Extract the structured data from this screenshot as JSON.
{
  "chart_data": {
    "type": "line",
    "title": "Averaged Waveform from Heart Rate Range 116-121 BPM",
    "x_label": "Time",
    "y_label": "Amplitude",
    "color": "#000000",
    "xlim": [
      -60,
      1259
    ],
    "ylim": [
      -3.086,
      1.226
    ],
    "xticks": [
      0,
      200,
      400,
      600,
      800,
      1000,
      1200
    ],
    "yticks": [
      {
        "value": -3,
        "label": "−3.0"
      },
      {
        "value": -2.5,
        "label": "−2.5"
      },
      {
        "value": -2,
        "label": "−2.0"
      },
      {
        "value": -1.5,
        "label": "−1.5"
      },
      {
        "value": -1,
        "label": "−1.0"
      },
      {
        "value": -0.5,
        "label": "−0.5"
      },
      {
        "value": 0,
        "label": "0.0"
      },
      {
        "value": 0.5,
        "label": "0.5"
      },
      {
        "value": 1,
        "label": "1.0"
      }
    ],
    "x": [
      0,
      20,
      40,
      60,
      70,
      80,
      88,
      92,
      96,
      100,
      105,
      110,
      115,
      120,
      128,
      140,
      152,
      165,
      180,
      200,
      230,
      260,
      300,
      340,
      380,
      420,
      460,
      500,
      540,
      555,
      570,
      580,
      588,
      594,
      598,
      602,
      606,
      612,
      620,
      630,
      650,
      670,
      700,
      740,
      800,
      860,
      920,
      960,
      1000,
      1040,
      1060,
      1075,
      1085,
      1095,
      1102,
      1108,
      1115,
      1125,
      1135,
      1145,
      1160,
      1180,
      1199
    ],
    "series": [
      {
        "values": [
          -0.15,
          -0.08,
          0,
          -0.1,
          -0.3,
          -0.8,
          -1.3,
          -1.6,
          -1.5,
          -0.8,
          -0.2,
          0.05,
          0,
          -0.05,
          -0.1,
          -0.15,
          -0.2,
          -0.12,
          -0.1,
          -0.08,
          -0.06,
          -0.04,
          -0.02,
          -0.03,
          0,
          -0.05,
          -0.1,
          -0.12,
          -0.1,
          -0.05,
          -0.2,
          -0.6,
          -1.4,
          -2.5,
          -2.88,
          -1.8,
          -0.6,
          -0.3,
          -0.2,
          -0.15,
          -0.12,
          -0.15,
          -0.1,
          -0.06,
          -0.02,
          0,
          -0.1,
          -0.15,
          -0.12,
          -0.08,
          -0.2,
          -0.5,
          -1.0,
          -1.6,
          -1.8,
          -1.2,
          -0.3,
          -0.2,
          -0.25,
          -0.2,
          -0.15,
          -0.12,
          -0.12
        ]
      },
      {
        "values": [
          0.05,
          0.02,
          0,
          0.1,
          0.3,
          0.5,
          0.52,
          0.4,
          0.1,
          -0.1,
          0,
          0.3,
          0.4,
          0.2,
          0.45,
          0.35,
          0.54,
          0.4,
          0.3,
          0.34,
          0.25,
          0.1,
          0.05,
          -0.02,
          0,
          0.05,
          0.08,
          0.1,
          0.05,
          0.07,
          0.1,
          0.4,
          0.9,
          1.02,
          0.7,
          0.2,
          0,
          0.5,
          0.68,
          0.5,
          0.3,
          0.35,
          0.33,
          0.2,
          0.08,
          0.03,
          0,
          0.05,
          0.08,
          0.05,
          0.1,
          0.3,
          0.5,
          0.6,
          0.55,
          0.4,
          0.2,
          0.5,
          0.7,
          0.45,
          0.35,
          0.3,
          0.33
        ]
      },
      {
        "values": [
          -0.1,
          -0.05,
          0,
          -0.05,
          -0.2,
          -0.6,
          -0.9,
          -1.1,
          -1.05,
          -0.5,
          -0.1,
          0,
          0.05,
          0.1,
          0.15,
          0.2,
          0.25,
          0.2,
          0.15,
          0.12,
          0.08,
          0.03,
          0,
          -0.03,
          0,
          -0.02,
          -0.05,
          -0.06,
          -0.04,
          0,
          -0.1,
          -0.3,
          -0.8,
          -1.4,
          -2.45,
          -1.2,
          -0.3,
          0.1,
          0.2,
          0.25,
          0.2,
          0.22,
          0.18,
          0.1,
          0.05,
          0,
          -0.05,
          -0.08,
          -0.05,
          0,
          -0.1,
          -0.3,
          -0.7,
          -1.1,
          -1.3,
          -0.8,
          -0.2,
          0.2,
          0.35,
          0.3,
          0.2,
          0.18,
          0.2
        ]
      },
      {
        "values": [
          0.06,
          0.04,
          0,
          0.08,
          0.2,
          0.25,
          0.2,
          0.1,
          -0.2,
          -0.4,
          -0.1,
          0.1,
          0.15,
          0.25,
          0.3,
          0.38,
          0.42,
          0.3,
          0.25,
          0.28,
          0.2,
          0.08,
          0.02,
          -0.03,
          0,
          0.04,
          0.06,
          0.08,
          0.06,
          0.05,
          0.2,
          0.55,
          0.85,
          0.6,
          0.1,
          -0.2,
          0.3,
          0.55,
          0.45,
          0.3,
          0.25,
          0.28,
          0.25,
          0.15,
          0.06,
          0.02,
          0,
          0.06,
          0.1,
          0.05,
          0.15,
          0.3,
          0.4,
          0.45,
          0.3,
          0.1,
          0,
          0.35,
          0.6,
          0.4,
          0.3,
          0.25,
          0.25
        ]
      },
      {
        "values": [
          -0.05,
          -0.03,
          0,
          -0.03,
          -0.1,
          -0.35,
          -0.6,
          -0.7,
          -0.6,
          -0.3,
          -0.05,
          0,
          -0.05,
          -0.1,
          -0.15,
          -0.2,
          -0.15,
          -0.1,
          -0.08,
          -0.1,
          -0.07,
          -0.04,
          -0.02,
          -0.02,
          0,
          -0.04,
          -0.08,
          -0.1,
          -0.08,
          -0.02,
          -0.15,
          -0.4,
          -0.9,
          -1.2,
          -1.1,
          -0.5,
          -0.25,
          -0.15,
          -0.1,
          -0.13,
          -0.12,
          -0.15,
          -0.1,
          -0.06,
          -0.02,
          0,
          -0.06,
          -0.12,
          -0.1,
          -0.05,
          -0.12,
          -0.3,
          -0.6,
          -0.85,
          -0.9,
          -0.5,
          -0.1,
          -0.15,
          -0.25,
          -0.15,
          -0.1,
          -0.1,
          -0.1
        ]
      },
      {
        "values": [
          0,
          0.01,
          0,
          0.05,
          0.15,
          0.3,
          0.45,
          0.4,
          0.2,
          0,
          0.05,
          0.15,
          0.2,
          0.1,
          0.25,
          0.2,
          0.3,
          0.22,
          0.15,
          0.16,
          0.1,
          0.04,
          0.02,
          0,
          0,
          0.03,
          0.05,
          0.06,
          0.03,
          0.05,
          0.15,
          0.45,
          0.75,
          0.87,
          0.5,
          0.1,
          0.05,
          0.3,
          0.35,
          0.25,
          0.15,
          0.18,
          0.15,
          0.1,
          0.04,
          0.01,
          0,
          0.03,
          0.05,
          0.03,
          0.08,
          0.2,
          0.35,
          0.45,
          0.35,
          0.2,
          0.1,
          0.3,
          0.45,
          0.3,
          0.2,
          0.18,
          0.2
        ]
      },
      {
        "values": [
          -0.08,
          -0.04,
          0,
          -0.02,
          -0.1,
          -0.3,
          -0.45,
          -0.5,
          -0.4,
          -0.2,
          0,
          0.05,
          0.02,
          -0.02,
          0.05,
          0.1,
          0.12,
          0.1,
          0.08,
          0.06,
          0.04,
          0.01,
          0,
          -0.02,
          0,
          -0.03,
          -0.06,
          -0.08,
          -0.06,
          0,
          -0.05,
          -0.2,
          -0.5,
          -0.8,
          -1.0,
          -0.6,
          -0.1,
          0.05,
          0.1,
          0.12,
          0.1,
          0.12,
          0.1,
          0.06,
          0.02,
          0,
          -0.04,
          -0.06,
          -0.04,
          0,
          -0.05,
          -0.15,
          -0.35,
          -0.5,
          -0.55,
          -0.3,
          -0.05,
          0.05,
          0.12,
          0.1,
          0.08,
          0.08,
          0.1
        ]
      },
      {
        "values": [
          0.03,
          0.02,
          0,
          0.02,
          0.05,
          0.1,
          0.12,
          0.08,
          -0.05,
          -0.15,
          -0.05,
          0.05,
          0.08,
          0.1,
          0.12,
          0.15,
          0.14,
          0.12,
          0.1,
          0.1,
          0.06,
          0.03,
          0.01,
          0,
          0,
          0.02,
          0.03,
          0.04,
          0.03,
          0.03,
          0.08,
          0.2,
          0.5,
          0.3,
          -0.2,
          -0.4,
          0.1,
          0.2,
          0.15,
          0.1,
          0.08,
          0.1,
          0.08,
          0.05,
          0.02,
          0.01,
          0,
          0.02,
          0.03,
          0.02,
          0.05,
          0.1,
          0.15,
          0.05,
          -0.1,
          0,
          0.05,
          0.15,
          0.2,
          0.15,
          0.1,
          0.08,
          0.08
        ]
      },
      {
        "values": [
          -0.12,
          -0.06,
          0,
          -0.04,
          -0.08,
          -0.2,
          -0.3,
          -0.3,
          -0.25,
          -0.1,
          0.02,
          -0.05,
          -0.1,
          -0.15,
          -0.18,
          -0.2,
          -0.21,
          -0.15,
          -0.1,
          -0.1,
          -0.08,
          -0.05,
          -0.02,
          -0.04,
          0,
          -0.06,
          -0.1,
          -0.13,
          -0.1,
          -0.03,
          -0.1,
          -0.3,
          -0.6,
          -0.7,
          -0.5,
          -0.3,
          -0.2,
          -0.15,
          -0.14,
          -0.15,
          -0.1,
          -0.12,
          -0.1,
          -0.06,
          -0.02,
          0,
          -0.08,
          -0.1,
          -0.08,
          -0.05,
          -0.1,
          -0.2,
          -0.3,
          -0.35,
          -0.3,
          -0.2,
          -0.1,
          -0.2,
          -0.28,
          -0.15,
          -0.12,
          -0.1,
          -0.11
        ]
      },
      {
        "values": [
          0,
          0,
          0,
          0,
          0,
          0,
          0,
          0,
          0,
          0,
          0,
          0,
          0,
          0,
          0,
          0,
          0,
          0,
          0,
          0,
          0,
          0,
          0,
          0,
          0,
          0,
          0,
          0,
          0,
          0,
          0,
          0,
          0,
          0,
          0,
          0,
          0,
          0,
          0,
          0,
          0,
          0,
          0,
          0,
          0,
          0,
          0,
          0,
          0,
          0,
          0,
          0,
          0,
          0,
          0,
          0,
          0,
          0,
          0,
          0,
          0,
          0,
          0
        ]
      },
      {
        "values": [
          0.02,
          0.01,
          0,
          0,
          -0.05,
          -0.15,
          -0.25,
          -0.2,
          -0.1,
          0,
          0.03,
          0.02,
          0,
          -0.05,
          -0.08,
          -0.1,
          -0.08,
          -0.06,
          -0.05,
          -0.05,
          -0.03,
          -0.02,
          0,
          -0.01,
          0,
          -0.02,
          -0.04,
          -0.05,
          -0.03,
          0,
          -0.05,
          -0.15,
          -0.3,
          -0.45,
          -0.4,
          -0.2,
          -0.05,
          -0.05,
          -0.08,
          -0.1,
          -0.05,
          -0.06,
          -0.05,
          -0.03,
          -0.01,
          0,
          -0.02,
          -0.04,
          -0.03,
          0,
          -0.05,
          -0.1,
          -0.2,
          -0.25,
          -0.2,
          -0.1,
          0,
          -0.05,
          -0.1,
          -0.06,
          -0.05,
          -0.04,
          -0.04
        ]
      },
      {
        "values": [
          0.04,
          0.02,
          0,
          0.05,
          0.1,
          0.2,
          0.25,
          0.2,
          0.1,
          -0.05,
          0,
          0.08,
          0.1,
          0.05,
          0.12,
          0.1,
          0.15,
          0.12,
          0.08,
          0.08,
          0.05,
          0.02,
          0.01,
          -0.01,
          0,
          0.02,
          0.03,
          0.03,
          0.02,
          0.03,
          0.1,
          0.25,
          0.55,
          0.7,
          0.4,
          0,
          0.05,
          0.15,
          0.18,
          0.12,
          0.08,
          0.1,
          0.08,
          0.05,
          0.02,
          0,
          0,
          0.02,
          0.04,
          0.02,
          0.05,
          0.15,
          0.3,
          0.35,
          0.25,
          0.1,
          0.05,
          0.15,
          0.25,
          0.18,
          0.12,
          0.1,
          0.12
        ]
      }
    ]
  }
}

* _GIVEN EXERCISE_:
Determine how many of the lines above hold the word "from", and output that number by itself.

* _THE RESULT_:
2